**** Dataset content ****

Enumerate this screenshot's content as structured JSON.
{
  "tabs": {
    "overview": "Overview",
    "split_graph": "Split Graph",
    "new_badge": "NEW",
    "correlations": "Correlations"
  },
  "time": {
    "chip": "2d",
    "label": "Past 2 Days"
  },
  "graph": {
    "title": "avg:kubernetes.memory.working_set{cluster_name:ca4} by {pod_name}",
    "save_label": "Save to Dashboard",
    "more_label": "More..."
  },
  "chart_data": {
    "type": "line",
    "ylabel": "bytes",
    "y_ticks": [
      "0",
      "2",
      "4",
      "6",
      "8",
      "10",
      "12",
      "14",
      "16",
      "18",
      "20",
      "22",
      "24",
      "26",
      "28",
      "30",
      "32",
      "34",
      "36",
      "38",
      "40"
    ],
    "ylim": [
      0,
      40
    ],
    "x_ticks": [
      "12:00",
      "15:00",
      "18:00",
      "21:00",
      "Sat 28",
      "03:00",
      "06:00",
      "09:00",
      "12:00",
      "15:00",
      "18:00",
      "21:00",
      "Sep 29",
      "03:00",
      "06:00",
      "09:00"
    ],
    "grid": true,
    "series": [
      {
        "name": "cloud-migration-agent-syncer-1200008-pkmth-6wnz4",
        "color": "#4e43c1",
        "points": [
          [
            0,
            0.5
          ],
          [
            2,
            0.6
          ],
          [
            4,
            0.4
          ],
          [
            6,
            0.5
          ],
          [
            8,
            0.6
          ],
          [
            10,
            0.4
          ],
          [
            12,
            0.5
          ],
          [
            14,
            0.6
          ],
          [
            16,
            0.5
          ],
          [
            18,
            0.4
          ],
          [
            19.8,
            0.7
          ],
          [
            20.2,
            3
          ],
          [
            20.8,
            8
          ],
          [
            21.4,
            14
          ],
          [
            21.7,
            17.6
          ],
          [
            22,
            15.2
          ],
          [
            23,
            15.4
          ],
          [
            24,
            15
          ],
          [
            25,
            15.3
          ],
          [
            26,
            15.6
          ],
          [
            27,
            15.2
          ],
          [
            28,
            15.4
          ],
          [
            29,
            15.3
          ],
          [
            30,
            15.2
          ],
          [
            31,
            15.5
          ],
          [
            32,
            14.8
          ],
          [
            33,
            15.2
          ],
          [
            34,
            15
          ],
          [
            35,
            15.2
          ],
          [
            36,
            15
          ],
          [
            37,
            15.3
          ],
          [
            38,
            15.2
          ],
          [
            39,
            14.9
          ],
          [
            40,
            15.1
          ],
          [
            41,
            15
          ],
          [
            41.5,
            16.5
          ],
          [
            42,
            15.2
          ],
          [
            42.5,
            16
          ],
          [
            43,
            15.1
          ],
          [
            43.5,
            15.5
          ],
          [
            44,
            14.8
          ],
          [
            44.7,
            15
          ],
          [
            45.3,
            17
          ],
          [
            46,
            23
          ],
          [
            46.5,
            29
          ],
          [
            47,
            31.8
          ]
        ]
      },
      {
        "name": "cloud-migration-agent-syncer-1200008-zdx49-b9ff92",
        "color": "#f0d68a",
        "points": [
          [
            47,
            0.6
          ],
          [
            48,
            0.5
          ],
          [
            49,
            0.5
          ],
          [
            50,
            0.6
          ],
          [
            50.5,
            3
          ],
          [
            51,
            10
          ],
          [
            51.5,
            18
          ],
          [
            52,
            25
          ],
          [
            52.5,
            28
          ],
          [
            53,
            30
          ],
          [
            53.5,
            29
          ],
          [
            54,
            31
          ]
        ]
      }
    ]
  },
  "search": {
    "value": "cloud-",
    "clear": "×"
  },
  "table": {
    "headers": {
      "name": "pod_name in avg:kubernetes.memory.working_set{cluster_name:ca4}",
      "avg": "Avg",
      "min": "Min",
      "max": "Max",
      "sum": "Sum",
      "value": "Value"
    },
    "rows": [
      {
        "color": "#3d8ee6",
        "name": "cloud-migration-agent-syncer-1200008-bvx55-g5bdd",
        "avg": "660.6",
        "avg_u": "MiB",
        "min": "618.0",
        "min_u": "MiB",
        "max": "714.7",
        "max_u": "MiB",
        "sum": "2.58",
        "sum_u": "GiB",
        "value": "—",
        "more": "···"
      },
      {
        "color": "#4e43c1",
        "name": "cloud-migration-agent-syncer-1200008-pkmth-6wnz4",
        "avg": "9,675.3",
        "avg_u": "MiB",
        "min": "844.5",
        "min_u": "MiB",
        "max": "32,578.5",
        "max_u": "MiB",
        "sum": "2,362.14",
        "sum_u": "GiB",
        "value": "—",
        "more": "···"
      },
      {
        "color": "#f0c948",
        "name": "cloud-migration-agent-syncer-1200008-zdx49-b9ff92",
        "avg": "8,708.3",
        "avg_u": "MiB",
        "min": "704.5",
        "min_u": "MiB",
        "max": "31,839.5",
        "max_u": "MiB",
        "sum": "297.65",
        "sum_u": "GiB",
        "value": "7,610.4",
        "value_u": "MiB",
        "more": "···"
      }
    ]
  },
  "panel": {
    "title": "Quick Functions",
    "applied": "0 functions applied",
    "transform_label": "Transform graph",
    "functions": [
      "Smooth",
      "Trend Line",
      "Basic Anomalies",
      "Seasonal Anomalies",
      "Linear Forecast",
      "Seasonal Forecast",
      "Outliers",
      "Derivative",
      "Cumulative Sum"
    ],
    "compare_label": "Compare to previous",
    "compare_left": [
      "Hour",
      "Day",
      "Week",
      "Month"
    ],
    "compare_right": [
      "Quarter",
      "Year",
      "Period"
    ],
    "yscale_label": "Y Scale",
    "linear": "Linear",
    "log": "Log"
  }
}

****

▸ Instructions for the task: Search the data above for the string "Forecast" and return every line that has it.

▸ Solution:
      "Linear Forecast",
      "Seasonal Forecast",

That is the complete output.